Part of a data file
* start *

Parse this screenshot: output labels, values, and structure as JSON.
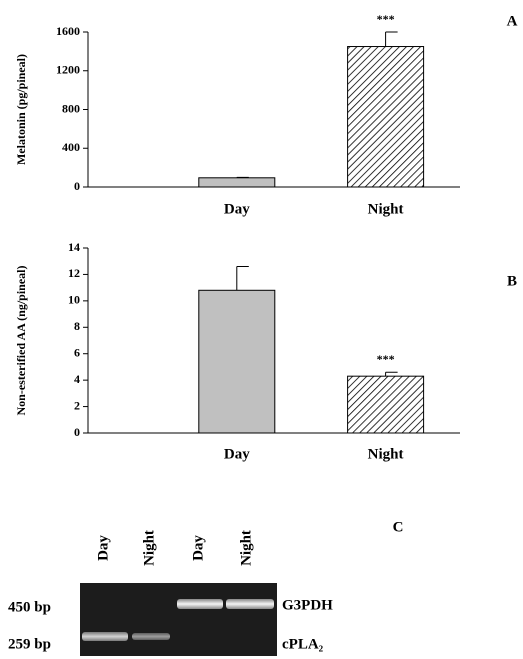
{
  "chart_data": [
    {
      "type": "bar",
      "panel_label": "A",
      "ylabel": "Melatonin (pg/pineal)",
      "categories": [
        "Day",
        "Night"
      ],
      "values": [
        95,
        1450
      ],
      "errors": [
        5,
        150
      ],
      "value_annotations": [
        null,
        "***"
      ],
      "colors": [
        "#c0c0c0",
        "#ffffff"
      ],
      "hatched": [
        false,
        true
      ],
      "ylim": [
        0,
        1600
      ],
      "yticks": [
        0,
        400,
        800,
        1200,
        1600
      ]
    },
    {
      "type": "bar",
      "panel_label": "B",
      "ylabel": "Non-esterified AA (ng/pineal)",
      "categories": [
        "Day",
        "Night"
      ],
      "values": [
        10.8,
        4.3
      ],
      "errors": [
        1.8,
        0.3
      ],
      "value_annotations": [
        null,
        "***"
      ],
      "colors": [
        "#c0c0c0",
        "#ffffff"
      ],
      "hatched": [
        false,
        true
      ],
      "ylim": [
        0,
        14
      ],
      "yticks": [
        0,
        2,
        4,
        6,
        8,
        10,
        12,
        14
      ]
    }
  ],
  "gel": {
    "panel_label": "C",
    "lanes": [
      "Day",
      "Night",
      "Day",
      "Night"
    ],
    "bands": [
      {
        "size": "450 bp",
        "gene": "G3PDH"
      },
      {
        "size": "259 bp",
        "gene": "cPLA₂"
      }
    ]
  }
}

* end *

#### [STATED TASK]
Above are records with pictures; repeat the records exactly and leave the pictures out.

#### [OUTPUT OF THE TASK]
Parse this screenshot: output labels, values, and structure as JSON.
{
  "chart_data": [
    {
      "type": "bar",
      "panel_label": "A",
      "ylabel": "Melatonin (pg/pineal)",
      "categories": [
        "Day",
        "Night"
      ],
      "values": [
        95,
        1450
      ],
      "errors": [
        5,
        150
      ],
      "value_annotations": [
        null,
        "***"
      ],
      "colors": [
        "#c0c0c0",
        "#ffffff"
      ],
      "hatched": [
        false,
        true
      ],
      "ylim": [
        0,
        1600
      ],
      "yticks": [
        0,
        400,
        800,
        1200,
        1600
      ]
    },
    {
      "type": "bar",
      "panel_label": "B",
      "ylabel": "Non-esterified AA (ng/pineal)",
      "categories": [
        "Day",
        "Night"
      ],
      "values": [
        10.8,
        4.3
      ],
      "errors": [
        1.8,
        0.3
      ],
      "value_annotations": [
        null,
        "***"
      ],
      "colors": [
        "#c0c0c0",
        "#ffffff"
      ],
      "hatched": [
        false,
        true
      ],
      "ylim": [
        0,
        14
      ],
      "yticks": [
        0,
        2,
        4,
        6,
        8,
        10,
        12,
        14
      ]
    }
  ],
  "gel": {
    "panel_label": "C",
    "lanes": [
      "Day",
      "Night",
      "Day",
      "Night"
    ],
    "bands": [
      {
        "size": "450 bp",
        "gene": "G3PDH"
      },
      {
        "size": "259 bp",
        "gene": "cPLA₂"
      }
    ]
  }
}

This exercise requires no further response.